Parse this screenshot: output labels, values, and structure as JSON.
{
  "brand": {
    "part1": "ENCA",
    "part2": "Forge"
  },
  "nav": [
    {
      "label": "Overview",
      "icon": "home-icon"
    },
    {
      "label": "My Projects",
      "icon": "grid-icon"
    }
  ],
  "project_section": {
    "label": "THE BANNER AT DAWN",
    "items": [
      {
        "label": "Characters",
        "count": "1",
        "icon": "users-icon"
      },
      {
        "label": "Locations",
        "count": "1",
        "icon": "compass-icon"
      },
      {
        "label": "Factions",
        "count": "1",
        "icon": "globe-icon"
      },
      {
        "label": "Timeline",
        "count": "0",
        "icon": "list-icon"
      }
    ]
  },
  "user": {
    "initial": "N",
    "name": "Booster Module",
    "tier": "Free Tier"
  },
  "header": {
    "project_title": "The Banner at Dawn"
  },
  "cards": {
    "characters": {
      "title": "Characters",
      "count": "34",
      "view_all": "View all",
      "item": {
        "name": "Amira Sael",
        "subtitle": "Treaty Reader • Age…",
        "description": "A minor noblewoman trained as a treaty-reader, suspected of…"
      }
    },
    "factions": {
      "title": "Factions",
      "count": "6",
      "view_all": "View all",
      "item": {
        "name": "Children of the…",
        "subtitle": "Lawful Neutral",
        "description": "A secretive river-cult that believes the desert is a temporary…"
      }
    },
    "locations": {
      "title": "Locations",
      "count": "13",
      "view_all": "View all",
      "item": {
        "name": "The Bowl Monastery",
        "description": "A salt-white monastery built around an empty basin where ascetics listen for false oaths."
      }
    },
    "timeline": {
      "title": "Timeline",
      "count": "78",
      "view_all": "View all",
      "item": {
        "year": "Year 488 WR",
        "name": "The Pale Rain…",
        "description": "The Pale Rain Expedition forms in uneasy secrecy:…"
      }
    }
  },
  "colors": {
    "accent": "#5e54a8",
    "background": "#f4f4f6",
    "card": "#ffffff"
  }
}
===
### WORK TO DO:
Write out the entries above once more, without altering anything.

### EXERCISE RESPONSE:
Parse this screenshot: output labels, values, and structure as JSON.
{
  "brand": {
    "part1": "ENCA",
    "part2": "Forge"
  },
  "nav": [
    {
      "label": "Overview",
      "icon": "home-icon"
    },
    {
      "label": "My Projects",
      "icon": "grid-icon"
    }
  ],
  "project_section": {
    "label": "THE BANNER AT DAWN",
    "items": [
      {
        "label": "Characters",
        "count": "1",
        "icon": "users-icon"
      },
      {
        "label": "Locations",
        "count": "1",
        "icon": "compass-icon"
      },
      {
        "label": "Factions",
        "count": "1",
        "icon": "globe-icon"
      },
      {
        "label": "Timeline",
        "count": "0",
        "icon": "list-icon"
      }
    ]
  },
  "user": {
    "initial": "N",
    "name": "Booster Module",
    "tier": "Free Tier"
  },
  "header": {
    "project_title": "The Banner at Dawn"
  },
  "cards": {
    "characters": {
      "title": "Characters",
      "count": "34",
      "view_all": "View all",
      "item": {
        "name": "Amira Sael",
        "subtitle": "Treaty Reader • Age…",
        "description": "A minor noblewoman trained as a treaty-reader, suspected of…"
      }
    },
    "factions": {
      "title": "Factions",
      "count": "6",
      "view_all": "View all",
      "item": {
        "name": "Children of the…",
        "subtitle": "Lawful Neutral",
        "description": "A secretive river-cult that believes the desert is a temporary…"
      }
    },
    "locations": {
      "title": "Locations",
      "count": "13",
      "view_all": "View all",
      "item": {
        "name": "The Bowl Monastery",
        "description": "A salt-white monastery built around an empty basin where ascetics listen for false oaths."
      }
    },
    "timeline": {
      "title": "Timeline",
      "count": "78",
      "view_all": "View all",
      "item": {
        "year": "Year 488 WR",
        "name": "The Pale Rain…",
        "description": "The Pale Rain Expedition forms in uneasy secrecy:…"
      }
    }
  },
  "colors": {
    "accent": "#5e54a8",
    "background": "#f4f4f6",
    "card": "#ffffff"
  }
}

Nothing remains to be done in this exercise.